◆ MATERIAL PROVIDED ◆

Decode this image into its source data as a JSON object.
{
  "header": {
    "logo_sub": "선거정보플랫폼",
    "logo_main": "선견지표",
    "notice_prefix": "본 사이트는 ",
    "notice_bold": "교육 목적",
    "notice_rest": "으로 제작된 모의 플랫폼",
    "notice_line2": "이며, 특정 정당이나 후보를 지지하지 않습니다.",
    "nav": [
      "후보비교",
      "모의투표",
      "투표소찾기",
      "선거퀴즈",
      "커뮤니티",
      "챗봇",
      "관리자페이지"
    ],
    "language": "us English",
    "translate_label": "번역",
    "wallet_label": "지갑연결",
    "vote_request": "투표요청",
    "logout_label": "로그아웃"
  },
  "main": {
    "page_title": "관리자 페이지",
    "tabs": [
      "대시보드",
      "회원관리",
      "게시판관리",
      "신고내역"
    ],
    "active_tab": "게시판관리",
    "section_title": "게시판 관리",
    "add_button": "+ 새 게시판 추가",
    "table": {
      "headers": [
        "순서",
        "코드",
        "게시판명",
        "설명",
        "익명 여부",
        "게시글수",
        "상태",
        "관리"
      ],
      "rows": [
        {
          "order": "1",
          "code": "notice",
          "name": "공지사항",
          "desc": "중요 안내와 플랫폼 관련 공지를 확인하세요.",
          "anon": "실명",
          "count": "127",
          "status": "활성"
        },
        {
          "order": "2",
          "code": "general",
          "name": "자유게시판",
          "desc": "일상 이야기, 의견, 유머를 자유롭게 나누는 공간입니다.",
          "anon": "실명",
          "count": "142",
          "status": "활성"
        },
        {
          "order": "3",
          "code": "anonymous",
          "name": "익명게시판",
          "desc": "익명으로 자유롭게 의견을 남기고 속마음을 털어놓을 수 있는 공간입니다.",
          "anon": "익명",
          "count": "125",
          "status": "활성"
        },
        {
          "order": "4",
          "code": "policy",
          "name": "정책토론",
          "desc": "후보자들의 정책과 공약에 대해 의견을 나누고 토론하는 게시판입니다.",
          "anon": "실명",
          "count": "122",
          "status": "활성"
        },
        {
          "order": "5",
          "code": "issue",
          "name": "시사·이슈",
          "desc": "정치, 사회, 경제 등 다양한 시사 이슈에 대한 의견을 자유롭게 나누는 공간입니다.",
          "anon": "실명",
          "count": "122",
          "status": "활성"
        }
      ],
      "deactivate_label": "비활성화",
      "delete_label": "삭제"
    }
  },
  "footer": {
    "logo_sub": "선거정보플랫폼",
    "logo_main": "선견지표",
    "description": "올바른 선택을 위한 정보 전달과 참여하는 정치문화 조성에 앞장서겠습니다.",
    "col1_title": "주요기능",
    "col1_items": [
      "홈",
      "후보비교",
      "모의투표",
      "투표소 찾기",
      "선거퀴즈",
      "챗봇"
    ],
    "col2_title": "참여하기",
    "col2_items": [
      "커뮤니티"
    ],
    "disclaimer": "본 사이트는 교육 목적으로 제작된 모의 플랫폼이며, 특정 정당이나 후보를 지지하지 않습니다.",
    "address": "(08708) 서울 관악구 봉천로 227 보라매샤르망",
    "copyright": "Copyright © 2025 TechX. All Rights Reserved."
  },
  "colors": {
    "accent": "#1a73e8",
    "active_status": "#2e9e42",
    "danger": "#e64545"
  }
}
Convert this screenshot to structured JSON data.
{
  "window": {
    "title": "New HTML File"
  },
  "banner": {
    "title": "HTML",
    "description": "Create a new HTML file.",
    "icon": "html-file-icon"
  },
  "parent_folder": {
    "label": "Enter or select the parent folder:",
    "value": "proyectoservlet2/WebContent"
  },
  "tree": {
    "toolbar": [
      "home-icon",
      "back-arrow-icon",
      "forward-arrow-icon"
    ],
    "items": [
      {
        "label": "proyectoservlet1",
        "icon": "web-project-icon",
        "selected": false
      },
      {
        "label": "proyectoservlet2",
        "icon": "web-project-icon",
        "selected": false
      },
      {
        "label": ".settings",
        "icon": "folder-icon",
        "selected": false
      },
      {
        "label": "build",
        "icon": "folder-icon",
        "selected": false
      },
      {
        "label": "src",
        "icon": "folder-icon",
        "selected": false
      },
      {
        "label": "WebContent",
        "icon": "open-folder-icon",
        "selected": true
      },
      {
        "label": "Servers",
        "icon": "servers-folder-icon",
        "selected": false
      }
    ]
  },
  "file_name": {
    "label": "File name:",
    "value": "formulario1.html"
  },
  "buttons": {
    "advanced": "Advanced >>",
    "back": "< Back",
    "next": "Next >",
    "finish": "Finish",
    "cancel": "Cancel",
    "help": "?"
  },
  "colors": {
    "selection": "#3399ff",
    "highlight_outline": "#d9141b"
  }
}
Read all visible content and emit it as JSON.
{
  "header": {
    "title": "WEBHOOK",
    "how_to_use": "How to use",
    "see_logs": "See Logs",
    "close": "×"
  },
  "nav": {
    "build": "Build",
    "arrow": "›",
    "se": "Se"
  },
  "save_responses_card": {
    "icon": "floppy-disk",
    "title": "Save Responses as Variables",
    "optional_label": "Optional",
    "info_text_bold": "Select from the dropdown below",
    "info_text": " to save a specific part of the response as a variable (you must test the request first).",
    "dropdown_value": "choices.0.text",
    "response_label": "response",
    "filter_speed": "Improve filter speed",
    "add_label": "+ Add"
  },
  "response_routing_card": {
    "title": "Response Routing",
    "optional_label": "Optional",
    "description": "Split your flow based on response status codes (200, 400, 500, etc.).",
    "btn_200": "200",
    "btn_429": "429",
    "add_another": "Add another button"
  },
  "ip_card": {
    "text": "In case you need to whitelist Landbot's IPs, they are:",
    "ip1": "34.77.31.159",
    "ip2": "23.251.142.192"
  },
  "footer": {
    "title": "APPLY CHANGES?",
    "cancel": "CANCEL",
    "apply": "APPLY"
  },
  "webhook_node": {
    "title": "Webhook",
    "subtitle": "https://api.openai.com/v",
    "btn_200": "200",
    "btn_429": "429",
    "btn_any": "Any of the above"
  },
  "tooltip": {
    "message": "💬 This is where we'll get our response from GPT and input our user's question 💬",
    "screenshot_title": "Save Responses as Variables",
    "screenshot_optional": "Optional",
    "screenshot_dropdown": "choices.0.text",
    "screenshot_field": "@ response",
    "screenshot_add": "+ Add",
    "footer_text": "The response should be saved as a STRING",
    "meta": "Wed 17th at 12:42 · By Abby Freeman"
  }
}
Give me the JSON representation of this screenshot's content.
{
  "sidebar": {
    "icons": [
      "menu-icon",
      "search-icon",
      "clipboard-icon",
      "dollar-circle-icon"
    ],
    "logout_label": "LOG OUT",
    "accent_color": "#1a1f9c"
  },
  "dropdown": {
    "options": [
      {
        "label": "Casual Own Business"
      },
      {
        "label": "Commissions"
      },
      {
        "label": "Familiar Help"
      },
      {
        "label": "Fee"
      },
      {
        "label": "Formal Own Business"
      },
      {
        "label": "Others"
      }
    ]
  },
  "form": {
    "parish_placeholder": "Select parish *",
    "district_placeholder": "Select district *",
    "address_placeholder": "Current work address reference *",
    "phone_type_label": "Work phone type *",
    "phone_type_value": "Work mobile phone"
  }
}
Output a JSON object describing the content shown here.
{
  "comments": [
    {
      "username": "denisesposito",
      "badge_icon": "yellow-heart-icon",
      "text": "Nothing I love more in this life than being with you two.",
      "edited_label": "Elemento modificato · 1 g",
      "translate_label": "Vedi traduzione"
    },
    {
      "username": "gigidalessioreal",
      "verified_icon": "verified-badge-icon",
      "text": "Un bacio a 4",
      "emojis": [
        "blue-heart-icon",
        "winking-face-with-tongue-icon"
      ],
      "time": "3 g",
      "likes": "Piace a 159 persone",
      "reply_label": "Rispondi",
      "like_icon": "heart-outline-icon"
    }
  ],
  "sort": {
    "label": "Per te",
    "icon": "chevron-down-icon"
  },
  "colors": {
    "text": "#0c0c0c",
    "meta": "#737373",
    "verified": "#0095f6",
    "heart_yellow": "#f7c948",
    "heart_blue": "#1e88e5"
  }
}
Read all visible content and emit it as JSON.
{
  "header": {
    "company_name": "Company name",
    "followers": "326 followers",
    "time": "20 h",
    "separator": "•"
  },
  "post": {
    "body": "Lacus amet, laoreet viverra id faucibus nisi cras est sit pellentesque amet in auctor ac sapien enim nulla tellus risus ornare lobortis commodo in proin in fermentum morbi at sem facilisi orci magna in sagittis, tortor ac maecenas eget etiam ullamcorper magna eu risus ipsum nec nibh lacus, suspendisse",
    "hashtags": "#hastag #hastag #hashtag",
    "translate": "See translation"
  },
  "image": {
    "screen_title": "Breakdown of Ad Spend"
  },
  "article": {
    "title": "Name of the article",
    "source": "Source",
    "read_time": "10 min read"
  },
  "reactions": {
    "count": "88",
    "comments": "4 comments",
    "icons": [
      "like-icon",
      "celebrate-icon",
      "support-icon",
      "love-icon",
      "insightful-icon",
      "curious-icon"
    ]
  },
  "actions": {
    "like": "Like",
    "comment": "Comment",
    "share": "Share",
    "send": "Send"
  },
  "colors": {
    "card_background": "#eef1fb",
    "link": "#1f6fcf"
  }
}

◆ WHAT TO WORK ON ◆
Each line that contains the string "자유롭게" counts once; say how many there are and nothing else.

◆ FINISHED TASK ◆
3